INSÓLITO: ARROJA 50.000 DÓLARES A LA BASURA Y LOS ENCUENTRA UN CARTONERO
Es un caso insólito que generó una chispeante polémica y alteró la tranquilidad de Oliva, a 94 kilómetros de la ciudad de Córdoba.
Como la víctima del supuesto despojo reclama ahora la devolución del dinero, la curiosa situación llegó a los tribunales de la ciudad. Todo comenzó cuando Macoy de Aguirre, una mujer de 70 años y buena posición económica, le pidió a su doméstica que limpiara un desván de su casa, sin recordar que hace un tiempo había escondido allí los 50 mil dólares.
La empleada, con esmero y dedicación arrojó a la basura todo lo que le pereció desechable, incluyendo una caja con el dinero. De hecho, en ningún momento sospecho que contenía algo de valor, ni se molestó en abrirlo. Paulo encontró los dólares y, sin preguntar demasiado, los administró con tacto de ejecutivo moderno: se compró una casa humilde, dos autos usados y, con el resto, se puso un quiosco.
Su buena fortuna no tardó en difundirse por la pequeña ciudad. Entre chisme y chisme, Macoy de Aguirre se dio cuenta a donde habían ido a parar sus ahorros. Inmediatamente presentó una denuncia judicial.
Esta mañana habló por radio Universidad de Córdoba Mariano Ludueña, abogado del ex cartonero. Su primer planteo fue que Altamirano “no robó, no hurtó, ni la asaltó a la mujer, la presunta propietaria del dinero”.
En la misma línea de razonamiento, el abogado aseguró que no entiende bajo qué cargos su cliente fue imputado por el fiscal del lugar, porque “ni siquiera se lo puede acusar de enriquecimiento ilícito, porque él no es funcionario”.
“Nadie sabe qué había adentro de la caja, si esa mujer dice que había un submarino también habría que creerle”, argumentó el abogado, quién se lamentó porque “por ahora es poco lo que puedo hacer, ya que no he tenido acceso al expediente judicial”.
“Si algo ha agarrado Altamirano, lo ha hecho en la vía pública”, expresó Ludueña, para remarcar que “difícilmente” se pueda sostener una imputación contra su defendido, “porque no se puede acusar a una persona de un hecho delictivo, si no existe tal hecho delictivo”, concluyó.
Mientras se desarrollan los engorrosos trámites judiciales, Paulo Altamirano administra su quiosco y tiene una vida familiar mucho más digna.

**Enunciado 1:**
Según la noticia, ¿a qué distancia de la ciudad de Córdoba se encuentra Oliva?
**Enunciado 2:**
Repite sin cambios el fragmento de la noticia que empieza con "INSÓLITO: ARROJA 50.000" y sigue hasta "50 mil dólares.".

**Conjunto de datos:**
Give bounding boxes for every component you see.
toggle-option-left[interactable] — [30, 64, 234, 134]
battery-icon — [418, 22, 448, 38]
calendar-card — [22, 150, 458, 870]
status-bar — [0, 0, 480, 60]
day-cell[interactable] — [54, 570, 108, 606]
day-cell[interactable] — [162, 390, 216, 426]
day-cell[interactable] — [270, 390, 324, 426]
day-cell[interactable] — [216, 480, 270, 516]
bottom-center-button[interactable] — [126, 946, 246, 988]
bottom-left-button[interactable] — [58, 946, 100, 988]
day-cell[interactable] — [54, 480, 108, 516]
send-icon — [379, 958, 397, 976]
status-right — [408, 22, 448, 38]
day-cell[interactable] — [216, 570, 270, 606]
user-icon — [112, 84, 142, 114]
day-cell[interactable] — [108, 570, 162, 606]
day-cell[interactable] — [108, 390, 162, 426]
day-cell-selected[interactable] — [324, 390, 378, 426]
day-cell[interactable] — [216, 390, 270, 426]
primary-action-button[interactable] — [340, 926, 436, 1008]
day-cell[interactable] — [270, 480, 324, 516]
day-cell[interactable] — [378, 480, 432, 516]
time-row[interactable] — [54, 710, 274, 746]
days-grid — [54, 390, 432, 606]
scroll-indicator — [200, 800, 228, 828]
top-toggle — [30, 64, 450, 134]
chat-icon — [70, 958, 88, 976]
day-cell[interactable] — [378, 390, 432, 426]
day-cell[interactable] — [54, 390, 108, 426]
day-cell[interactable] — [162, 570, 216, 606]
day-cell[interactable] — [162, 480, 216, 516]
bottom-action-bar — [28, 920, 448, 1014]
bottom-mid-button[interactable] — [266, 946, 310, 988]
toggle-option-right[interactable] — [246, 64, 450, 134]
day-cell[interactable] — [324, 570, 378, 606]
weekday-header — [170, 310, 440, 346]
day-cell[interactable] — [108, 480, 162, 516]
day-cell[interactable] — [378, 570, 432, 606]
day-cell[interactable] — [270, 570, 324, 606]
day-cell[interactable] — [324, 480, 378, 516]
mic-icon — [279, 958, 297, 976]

**Espacio de respuesta 1:**
A 94 kilómetros.

**Espacio de respuesta 2:**
INSÓLITO: ARROJA 50.000 DÓLARES A LA BASURA Y LOS ENCUENTRA UN CARTONERO
Es un caso insólito que generó una chispeante polémica y alteró la tranquilidad de Oliva, a 94 kilómetros de la ciudad de Córdoba.
Como la víctima del supuesto despojo reclama ahora la devolución del dinero, la curiosa situación llegó a los tribunales de la ciudad. Todo comenzó cuando Macoy de Aguirre, una mujer de 70 años y buena posición económica, le pidió a su doméstica que limpiara un desván de su casa, sin recordar que hace un tiempo había escondido allí los 50 mil dólares.